=== The problem ===
Scan the listing that follows and report how many lines contain "expected". Write the number alone.

=== Data provided ===
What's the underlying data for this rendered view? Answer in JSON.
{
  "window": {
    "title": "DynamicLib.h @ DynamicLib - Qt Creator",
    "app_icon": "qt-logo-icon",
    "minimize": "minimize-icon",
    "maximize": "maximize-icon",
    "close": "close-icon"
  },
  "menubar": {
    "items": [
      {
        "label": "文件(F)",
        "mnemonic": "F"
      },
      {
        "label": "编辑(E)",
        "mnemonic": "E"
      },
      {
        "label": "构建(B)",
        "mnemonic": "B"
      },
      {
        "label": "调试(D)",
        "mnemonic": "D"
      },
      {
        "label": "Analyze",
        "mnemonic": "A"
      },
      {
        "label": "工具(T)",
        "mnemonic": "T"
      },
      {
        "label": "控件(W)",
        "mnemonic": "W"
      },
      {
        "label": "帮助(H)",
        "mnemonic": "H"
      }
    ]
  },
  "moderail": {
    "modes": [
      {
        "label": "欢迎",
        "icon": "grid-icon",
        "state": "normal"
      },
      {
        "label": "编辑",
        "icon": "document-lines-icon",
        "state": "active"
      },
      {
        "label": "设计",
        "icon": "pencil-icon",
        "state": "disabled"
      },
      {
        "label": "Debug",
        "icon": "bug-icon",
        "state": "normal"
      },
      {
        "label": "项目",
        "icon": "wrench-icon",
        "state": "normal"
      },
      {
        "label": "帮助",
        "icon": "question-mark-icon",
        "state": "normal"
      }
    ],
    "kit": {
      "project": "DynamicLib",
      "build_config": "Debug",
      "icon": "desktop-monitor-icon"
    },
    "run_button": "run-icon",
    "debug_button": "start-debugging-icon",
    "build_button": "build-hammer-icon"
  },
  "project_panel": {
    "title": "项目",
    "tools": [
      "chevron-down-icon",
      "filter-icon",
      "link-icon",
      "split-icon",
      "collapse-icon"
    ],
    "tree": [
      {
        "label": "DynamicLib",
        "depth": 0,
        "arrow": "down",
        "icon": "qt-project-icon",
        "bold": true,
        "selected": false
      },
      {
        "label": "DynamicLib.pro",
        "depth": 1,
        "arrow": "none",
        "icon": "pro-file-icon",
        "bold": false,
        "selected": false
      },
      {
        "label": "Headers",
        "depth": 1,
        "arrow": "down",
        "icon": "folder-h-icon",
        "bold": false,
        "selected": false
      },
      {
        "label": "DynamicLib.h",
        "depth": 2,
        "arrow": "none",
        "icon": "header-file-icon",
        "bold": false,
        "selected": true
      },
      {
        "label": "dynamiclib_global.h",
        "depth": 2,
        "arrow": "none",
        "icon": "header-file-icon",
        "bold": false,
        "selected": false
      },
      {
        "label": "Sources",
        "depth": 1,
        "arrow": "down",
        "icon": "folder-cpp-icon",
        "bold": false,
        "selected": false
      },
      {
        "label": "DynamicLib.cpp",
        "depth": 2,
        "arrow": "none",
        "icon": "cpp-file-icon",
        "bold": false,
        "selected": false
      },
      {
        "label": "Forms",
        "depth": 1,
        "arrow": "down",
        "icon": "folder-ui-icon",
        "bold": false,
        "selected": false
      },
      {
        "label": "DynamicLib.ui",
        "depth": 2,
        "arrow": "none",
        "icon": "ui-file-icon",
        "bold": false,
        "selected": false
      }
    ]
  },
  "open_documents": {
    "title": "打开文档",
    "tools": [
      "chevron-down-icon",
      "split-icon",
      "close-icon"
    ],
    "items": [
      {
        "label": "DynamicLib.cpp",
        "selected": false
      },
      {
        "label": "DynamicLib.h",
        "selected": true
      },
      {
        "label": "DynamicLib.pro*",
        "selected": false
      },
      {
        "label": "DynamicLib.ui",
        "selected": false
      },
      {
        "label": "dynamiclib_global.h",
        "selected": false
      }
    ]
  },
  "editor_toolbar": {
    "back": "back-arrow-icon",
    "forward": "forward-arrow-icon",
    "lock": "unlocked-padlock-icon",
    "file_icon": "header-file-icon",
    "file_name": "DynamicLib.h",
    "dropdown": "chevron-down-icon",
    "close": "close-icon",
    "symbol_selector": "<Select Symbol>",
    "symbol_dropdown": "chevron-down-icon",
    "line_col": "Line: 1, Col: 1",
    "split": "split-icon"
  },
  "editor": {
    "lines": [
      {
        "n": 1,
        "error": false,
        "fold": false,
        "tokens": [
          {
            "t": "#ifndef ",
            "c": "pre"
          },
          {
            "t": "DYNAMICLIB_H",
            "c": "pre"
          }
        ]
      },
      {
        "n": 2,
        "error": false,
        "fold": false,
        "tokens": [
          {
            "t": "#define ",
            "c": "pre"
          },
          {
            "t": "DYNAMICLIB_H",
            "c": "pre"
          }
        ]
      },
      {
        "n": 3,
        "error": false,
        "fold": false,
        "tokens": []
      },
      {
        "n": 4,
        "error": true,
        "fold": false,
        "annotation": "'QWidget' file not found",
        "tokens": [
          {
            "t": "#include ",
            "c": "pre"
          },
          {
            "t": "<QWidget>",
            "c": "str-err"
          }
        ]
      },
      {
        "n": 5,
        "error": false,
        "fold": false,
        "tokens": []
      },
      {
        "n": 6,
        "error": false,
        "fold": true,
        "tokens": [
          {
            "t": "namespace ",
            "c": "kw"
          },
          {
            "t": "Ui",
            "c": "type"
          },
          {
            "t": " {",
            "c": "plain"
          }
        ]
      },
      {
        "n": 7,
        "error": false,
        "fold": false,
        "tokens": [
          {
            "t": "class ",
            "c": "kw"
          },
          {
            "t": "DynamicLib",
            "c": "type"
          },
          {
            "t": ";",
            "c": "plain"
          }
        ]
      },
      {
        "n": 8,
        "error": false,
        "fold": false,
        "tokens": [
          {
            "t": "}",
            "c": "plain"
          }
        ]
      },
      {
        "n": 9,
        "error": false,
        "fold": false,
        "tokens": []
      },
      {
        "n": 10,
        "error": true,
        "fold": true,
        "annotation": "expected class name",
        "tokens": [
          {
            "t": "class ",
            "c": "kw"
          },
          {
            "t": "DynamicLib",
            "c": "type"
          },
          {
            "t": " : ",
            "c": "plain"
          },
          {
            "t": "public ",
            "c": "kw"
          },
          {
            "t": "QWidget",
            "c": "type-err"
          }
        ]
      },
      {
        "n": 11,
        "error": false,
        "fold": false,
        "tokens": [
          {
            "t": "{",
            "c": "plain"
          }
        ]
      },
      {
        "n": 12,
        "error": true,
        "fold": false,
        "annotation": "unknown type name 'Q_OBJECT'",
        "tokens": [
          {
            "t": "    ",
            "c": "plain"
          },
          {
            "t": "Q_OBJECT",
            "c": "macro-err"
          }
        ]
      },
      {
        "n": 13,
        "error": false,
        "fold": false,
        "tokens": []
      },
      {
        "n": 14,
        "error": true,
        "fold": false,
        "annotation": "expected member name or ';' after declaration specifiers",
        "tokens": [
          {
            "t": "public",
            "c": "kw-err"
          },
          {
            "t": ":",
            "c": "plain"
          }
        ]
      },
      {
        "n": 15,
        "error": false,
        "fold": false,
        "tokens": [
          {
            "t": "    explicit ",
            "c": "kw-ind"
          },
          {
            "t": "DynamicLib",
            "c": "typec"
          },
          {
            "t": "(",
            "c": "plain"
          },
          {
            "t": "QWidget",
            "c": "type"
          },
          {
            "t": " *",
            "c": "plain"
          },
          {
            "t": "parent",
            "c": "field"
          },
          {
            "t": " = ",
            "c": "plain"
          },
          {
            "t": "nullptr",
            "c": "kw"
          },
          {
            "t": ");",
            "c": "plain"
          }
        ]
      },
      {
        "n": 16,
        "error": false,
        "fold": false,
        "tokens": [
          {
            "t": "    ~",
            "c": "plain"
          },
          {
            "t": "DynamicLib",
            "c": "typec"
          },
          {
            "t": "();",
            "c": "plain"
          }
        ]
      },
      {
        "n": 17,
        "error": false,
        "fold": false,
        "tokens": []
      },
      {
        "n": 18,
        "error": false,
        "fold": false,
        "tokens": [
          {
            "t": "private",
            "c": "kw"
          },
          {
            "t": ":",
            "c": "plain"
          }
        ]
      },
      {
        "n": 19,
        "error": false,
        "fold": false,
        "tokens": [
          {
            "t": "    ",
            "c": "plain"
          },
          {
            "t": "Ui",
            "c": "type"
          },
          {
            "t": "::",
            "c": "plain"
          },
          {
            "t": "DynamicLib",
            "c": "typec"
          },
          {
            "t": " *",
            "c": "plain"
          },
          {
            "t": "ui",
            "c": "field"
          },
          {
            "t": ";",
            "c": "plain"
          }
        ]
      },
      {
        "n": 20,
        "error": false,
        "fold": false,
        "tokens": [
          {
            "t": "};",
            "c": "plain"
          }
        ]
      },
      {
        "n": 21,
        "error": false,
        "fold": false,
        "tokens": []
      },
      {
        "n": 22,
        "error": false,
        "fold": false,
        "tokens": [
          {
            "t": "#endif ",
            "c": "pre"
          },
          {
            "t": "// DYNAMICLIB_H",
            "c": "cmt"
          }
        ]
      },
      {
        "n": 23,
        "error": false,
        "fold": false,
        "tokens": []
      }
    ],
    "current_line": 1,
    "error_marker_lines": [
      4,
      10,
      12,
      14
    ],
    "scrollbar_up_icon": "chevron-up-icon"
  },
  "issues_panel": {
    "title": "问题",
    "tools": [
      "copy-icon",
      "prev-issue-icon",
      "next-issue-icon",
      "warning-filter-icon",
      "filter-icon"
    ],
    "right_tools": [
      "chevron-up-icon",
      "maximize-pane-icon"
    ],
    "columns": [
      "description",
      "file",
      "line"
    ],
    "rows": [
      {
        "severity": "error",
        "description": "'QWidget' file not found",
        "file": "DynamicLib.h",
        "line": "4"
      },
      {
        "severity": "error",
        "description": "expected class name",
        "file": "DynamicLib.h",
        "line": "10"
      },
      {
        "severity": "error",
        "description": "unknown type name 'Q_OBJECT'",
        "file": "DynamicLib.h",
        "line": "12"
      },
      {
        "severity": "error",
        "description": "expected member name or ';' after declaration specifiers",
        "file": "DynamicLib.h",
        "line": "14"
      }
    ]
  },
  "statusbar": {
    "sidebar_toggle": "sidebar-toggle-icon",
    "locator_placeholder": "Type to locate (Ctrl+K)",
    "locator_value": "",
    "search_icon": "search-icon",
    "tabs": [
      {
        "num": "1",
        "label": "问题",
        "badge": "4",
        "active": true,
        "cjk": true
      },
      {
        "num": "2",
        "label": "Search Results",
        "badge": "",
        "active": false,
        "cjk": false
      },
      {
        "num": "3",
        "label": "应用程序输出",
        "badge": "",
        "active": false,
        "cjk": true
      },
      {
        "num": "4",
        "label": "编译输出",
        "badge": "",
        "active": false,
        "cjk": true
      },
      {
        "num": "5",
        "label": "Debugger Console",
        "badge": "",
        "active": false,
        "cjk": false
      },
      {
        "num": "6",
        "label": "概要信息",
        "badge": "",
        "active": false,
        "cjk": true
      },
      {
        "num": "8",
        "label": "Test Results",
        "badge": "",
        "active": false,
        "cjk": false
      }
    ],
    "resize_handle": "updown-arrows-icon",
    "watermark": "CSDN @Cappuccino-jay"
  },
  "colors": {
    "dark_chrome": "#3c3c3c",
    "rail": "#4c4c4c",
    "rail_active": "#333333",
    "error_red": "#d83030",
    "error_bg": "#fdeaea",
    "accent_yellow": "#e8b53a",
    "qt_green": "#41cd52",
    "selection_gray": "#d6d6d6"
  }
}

=== Result ===
4